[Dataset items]
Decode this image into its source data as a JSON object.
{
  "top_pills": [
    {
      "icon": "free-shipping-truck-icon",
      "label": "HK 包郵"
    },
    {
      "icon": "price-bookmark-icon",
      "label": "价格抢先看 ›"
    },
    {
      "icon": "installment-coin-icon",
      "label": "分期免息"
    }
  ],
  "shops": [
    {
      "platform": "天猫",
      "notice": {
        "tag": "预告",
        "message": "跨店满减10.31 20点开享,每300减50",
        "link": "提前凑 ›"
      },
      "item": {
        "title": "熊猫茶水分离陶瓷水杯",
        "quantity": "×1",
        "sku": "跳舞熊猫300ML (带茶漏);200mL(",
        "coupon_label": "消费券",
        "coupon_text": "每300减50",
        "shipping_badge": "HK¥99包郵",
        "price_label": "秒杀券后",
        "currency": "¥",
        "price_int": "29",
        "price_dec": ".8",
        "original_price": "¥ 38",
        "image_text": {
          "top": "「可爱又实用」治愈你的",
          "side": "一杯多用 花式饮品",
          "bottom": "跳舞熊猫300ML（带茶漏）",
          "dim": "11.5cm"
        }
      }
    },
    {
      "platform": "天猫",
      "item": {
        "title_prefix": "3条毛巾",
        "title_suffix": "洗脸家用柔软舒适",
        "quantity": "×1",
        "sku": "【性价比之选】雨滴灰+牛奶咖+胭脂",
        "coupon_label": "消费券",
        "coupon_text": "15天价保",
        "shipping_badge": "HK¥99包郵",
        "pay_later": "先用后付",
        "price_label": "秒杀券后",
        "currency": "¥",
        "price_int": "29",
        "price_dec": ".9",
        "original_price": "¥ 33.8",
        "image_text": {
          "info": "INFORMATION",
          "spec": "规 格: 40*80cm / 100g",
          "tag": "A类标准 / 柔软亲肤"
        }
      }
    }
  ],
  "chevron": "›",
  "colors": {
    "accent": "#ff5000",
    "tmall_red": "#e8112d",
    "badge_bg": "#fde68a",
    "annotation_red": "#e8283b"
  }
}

**WRITTEN TASK:** Quote the data in full, keeping each word unchanged.

**WRITTEN SOLUTION:**
Decode this image into its source data as a JSON object.
{
  "top_pills": [
    {
      "icon": "free-shipping-truck-icon",
      "label": "HK 包郵"
    },
    {
      "icon": "price-bookmark-icon",
      "label": "价格抢先看 ›"
    },
    {
      "icon": "installment-coin-icon",
      "label": "分期免息"
    }
  ],
  "shops": [
    {
      "platform": "天猫",
      "notice": {
        "tag": "预告",
        "message": "跨店满减10.31 20点开享,每300减50",
        "link": "提前凑 ›"
      },
      "item": {
        "title": "熊猫茶水分离陶瓷水杯",
        "quantity": "×1",
        "sku": "跳舞熊猫300ML (带茶漏);200mL(",
        "coupon_label": "消费券",
        "coupon_text": "每300减50",
        "shipping_badge": "HK¥99包郵",
        "price_label": "秒杀券后",
        "currency": "¥",
        "price_int": "29",
        "price_dec": ".8",
        "original_price": "¥ 38",
        "image_text": {
          "top": "「可爱又实用」治愈你的",
          "side": "一杯多用 花式饮品",
          "bottom": "跳舞熊猫300ML（带茶漏）",
          "dim": "11.5cm"
        }
      }
    },
    {
      "platform": "天猫",
      "item": {
        "title_prefix": "3条毛巾",
        "title_suffix": "洗脸家用柔软舒适",
        "quantity": "×1",
        "sku": "【性价比之选】雨滴灰+牛奶咖+胭脂",
        "coupon_label": "消费券",
        "coupon_text": "15天价保",
        "shipping_badge": "HK¥99包郵",
        "pay_later": "先用后付",
        "price_label": "秒杀券后",
        "currency": "¥",
        "price_int": "29",
        "price_dec": ".9",
        "original_price": "¥ 33.8",
        "image_text": {
          "info": "INFORMATION",
          "spec": "规 格: 40*80cm / 100g",
          "tag": "A类标准 / 柔软亲肤"
        }
      }
    }
  ],
  "chevron": "›",
  "colors": {
    "accent": "#ff5000",
    "tmall_red": "#e8112d",
    "badge_bg": "#fde68a",
    "annotation_red": "#e8283b"
  }
}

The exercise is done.